The problem = Convert the lines below into a JSON array of strings, one string per line, omitting blank lines.

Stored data
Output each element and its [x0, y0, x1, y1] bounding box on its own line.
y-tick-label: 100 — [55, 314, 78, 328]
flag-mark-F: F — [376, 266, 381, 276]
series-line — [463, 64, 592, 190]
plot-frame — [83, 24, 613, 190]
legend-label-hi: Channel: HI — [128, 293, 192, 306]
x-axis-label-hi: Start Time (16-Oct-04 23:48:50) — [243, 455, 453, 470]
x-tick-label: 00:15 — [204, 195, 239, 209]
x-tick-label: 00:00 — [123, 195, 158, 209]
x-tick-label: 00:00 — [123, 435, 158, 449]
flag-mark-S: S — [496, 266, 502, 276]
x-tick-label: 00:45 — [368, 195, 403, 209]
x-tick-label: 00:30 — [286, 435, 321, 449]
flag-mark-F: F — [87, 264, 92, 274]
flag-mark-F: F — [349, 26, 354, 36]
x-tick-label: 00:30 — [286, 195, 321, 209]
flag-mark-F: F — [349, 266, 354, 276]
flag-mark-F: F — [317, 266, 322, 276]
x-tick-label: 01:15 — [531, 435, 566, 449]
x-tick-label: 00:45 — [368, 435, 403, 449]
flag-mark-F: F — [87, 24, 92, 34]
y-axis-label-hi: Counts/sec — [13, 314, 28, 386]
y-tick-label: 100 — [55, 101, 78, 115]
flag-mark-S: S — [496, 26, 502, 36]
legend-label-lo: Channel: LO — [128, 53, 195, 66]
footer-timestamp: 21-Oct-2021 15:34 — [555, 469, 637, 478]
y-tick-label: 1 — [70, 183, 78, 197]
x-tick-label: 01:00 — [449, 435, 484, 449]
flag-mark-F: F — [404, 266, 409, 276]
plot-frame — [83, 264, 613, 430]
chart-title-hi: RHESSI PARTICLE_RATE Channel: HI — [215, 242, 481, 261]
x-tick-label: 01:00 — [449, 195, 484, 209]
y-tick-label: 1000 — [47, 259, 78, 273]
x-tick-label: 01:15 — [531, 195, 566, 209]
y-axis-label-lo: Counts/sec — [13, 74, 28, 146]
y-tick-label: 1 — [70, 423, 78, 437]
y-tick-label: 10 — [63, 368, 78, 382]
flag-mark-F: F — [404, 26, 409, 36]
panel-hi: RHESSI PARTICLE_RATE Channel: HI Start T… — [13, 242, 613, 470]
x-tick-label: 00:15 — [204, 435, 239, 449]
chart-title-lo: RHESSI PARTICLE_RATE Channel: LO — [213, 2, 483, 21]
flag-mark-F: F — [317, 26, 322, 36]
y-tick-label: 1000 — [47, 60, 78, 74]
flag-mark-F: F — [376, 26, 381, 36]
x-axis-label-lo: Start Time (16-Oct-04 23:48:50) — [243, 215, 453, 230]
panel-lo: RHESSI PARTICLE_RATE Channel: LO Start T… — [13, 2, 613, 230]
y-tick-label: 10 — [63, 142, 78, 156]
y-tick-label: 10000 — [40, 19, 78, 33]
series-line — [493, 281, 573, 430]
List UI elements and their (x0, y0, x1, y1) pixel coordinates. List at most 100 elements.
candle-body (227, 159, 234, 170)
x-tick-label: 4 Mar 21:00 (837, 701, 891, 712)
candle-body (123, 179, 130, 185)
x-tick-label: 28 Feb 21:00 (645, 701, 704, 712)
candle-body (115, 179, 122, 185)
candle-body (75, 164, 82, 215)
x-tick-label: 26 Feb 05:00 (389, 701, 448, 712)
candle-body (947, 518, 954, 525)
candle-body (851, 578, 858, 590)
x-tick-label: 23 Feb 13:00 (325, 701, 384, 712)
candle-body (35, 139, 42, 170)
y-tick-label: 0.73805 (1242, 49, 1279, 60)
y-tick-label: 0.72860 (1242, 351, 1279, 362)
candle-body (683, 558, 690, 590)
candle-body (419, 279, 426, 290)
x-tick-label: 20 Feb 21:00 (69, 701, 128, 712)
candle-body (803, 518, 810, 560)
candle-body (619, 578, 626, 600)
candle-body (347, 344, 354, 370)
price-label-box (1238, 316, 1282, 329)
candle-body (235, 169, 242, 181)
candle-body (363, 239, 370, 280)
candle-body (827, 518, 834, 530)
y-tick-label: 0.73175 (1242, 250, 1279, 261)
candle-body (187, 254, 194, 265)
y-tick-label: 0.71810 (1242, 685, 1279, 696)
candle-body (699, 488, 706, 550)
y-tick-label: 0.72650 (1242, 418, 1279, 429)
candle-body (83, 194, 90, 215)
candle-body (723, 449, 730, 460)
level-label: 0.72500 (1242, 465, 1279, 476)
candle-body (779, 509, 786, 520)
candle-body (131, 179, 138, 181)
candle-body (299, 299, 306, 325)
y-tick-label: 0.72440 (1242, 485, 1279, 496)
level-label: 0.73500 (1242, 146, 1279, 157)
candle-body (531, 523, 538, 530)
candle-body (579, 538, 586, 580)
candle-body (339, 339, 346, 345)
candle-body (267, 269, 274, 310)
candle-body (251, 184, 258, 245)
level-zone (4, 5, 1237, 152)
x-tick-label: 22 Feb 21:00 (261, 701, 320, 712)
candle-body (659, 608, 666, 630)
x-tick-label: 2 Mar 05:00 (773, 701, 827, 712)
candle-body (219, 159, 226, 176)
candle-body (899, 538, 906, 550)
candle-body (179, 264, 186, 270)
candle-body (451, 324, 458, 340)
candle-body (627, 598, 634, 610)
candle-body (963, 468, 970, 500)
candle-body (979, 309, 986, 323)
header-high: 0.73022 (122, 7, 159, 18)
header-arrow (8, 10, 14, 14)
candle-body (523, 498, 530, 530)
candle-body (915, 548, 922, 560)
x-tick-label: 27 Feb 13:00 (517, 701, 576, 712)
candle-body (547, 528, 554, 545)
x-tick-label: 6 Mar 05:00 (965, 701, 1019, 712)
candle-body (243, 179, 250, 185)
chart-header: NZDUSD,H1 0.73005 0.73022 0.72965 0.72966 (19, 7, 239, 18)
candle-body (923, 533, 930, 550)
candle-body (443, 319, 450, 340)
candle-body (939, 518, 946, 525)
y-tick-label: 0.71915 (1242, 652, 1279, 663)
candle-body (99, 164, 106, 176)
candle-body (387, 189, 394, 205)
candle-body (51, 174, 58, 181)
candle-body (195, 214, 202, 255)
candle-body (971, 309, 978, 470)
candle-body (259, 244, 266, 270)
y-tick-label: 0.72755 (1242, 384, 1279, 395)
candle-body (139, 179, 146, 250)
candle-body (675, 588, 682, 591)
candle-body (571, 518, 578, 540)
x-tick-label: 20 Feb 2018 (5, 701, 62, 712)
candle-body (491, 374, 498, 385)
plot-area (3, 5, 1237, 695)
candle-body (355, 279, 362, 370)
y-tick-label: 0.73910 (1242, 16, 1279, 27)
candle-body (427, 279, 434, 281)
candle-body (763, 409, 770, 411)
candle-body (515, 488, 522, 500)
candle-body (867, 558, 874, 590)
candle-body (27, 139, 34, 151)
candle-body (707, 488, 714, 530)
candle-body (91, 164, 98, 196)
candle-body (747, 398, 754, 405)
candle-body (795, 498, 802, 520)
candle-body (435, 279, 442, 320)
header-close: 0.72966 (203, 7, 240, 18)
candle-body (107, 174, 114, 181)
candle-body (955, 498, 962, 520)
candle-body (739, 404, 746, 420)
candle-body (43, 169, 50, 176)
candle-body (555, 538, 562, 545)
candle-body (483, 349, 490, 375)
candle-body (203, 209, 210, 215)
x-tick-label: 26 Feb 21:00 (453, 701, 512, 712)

Answer to the task =
[
  "Output each element and its [x0, y0, x1, y1] bounding box on its own line.",
  "y-tick-label: 100 — [55, 314, 78, 328]",
  "flag-mark-F: F — [376, 266, 381, 276]",
  "series-line — [463, 64, 592, 190]",
  "plot-frame — [83, 24, 613, 190]",
  "legend-label-hi: Channel: HI — [128, 293, 192, 306]",
  "x-axis-label-hi: Start Time (16-Oct-04 23:48:50) — [243, 455, 453, 470]",
  "x-tick-label: 00:15 — [204, 195, 239, 209]",
  "x-tick-label: 00:00 — [123, 195, 158, 209]",
  "x-tick-label: 00:00 — [123, 435, 158, 449]",
  "flag-mark-S: S — [496, 266, 502, 276]",
  "x-tick-label: 00:45 — [368, 195, 403, 209]",
  "x-tick-label: 00:30 — [286, 435, 321, 449]",
  "flag-mark-F: F — [87, 264, 92, 274]",
  "flag-mark-F: F — [349, 26, 354, 36]",
  "x-tick-label: 00:30 — [286, 195, 321, 209]",
  "flag-mark-F: F — [349, 266, 354, 276]",
  "flag-mark-F: F — [317, 266, 322, 276]",
  "x-tick-label: 01:15 — [531, 435, 566, 449]",
  "x-tick-label: 00:45 — [368, 435, 403, 449]",
  "flag-mark-F: F — [87, 24, 92, 34]",
  "y-axis-label-hi: Counts/sec — [13, 314, 28, 386]",
  "y-tick-label: 100 — [55, 101, 78, 115]",
  "flag-mark-S: S — [496, 26, 502, 36]",
  "legend-label-lo: Channel: LO — [128, 53, 195, 66]",
  "footer-timestamp: 21-Oct-2021 15:34 — [555, 469, 637, 478]",
  "y-tick-label: 1 — [70, 183, 78, 197]",
  "x-tick-label: 01:00 — [449, 435, 484, 449]",
  "flag-mark-F: F — [404, 266, 409, 276]",
  "plot-frame — [83, 264, 613, 430]",
  "chart-title-hi: RHESSI PARTICLE_RATE Channel: HI — [215, 242, 481, 261]",
  "x-tick-label: 01:00 — [449, 195, 484, 209]",
  "y-tick-label: 1000 — [47, 259, 78, 273]",
  "x-tick-label: 01:15 — [531, 195, 566, 209]",
  "y-axis-label-lo: Counts/sec — [13, 74, 28, 146]",
  "y-tick-label: 1 — [70, 423, 78, 437]",
  "y-tick-label: 10 — [63, 368, 78, 382]",
  "flag-mark-F: F — [404, 26, 409, 36]",
  "panel-hi: RHESSI PARTICLE_RATE Channel: HI Start T… — [13, 242, 613, 470]",
  "x-tick-label: 00:15 — [204, 435, 239, 449]",
  "chart-title-lo: RHESSI PARTICLE_RATE Channel: LO — [213, 2, 483, 21]",
  "flag-mark-F: F — [317, 26, 322, 36]",
  "y-tick-label: 1000 — [47, 60, 78, 74]",
  "flag-mark-F: F — [376, 26, 381, 36]",
  "x-axis-label-lo: Start Time (16-Oct-04 23:48:50) — [243, 215, 453, 230]",
  "panel-lo: RHESSI PARTICLE_RATE Channel: LO Start T… — [13, 2, 613, 230]",
  "y-tick-label: 10 — [63, 142, 78, 156]",
  "y-tick-label: 10000 — [40, 19, 78, 33]",
  "series-line — [493, 281, 573, 430]",
  "List UI elements and their (x0, y0, x1, y1) pixel coordinates. List at most 100 elements.",
  "candle-body (227, 159, 234, 170)",
  "x-tick-label: 4 Mar 21:00 (837, 701, 891, 712)",
  "candle-body (123, 179, 130, 185)",
  "x-tick-label: 28 Feb 21:00 (645, 701, 704, 712)",
  "candle-body (115, 179, 122, 185)",
  "candle-body (75, 164, 82, 215)",
  "x-tick-label: 26 Feb 05:00 (389, 701, 448, 712)",
  "candle-body (947, 518, 954, 525)",
  "candle-body (851, 578, 858, 590)",
  "x-tick-label: 23 Feb 13:00 (325, 701, 384, 712)",
  "candle-body (35, 139, 42, 170)",
  "y-tick-label: 0.73805 (1242, 49, 1279, 60)",
  "y-tick-label: 0.72860 (1242, 351, 1279, 362)",
  "candle-body (683, 558, 690, 590)",
  "candle-body (419, 279, 426, 290)",
  "x-tick-label: 20 Feb 21:00 (69, 701, 128, 712)",
  "candle-body (803, 518, 810, 560)",
  "candle-body (619, 578, 626, 600)",
  "candle-body (347, 344, 354, 370)",
  "price-label-box (1238, 316, 1282, 329)",
  "candle-body (235, 169, 242, 181)",
  "candle-body (363, 239, 370, 280)",
  "candle-body (827, 518, 834, 530)",
  "y-tick-label: 0.73175 (1242, 250, 1279, 261)",
  "candle-body (187, 254, 194, 265)",
  "y-tick-label: 0.71810 (1242, 685, 1279, 696)",
  "candle-body (699, 488, 706, 550)",
  "y-tick-label: 0.72650 (1242, 418, 1279, 429)",
  "candle-body (83, 194, 90, 215)",
  "candle-body (723, 449, 730, 460)",
  "level-label: 0.72500 (1242, 465, 1279, 476)",
  "candle-body (779, 509, 786, 520)",
  "candle-body (131, 179, 138, 181)",
  "candle-body (299, 299, 306, 325)",
  "y-tick-label: 0.72440 (1242, 485, 1279, 496)",
  "level-label: 0.73500 (1242, 146, 1279, 157)",
  "candle-body (531, 523, 538, 530)",
  "candle-body (579, 538, 586, 580)",
  "candle-body (339, 339, 346, 345)",
  "candle-body (267, 269, 274, 310)",
  "candle-body (251, 184, 258, 245)",
  "level-zone (4, 5, 1237, 152)",
  "x-tick-label: 22 Feb 21:00 (261, 701, 320, 712)",
  "candle-body (659, 608, 666, 630)",
  "x-tick-label: 2 Mar 05:00 (773, 701, 827, 712)",
  "candle-body (219, 159, 226, 176)",
  "candle-body (899, 538, 906, 550)",
  "candle-body (179, 264, 186, 270)",
  "candle-body (451, 324, 458, 340)",
  "candle-body (627, 598, 634, 610)",
  "candle-body (963, 468, 970, 500)",
  "candle-body (979, 309, 986, 323)",
  "header-high: 0.73022 (122, 7, 159, 18)",
  "header-arrow (8, 10, 14, 14)",
  "candle-body (523, 498, 530, 530)",
  "candle-body (915, 548, 922, 560)",
  "x-tick-label: 27 Feb 13:00 (517, 701, 576, 712)",
  "candle-body (547, 528, 554, 545)",
  "x-tick-label: 6 Mar 05:00 (965, 701, 1019, 712)",
  "candle-body (243, 179, 250, 185)",
  "chart-header: NZDUSD,H1 0.73005 0.73022 0.72965 0.72966 (19, 7, 239, 18)",
  "candle-body (923, 533, 930, 550)",
  "candle-body (443, 319, 450, 340)",
  "candle-body (939, 518, 946, 525)",
  "y-tick-label: 0.71915 (1242, 652, 1279, 663)",
  "candle-body (99, 164, 106, 176)",
  "candle-body (387, 189, 394, 205)",
  "candle-body (51, 174, 58, 181)",
  "candle-body (195, 214, 202, 255)",
  "candle-body (971, 309, 978, 470)",
  "candle-body (259, 244, 266, 270)",
  "y-tick-label: 0.72755 (1242, 384, 1279, 395)",
  "candle-body (139, 179, 146, 250)",
  "candle-body (675, 588, 682, 591)",
  "candle-body (571, 518, 578, 540)",
  "x-tick-label: 20 Feb 2018 (5, 701, 62, 712)",
  "candle-body (491, 374, 498, 385)",
  "plot-area (3, 5, 1237, 695)",
  "candle-body (355, 279, 362, 370)",
  "y-tick-label: 0.73910 (1242, 16, 1279, 27)",
  "candle-body (427, 279, 434, 281)",
  "candle-body (763, 409, 770, 411)",
  "candle-body (515, 488, 522, 500)",
  "candle-body (867, 558, 874, 590)",
  "candle-body (27, 139, 34, 151)",
  "candle-body (707, 488, 714, 530)",
  "candle-body (91, 164, 98, 196)",
  "candle-body (747, 398, 754, 405)",
  "candle-body (795, 498, 802, 520)",
  "candle-body (435, 279, 442, 320)",
  "header-close: 0.72966 (203, 7, 240, 18)",
  "candle-body (107, 174, 114, 181)",
  "candle-body (955, 498, 962, 520)",
  "candle-body (739, 404, 746, 420)",
  "candle-body (43, 169, 50, 176)",
  "candle-body (555, 538, 562, 545)",
  "candle-body (483, 349, 490, 375)",
  "candle-body (203, 209, 210, 215)",
  "x-tick-label: 26 Feb 21:00 (453, 701, 512, 712)"
]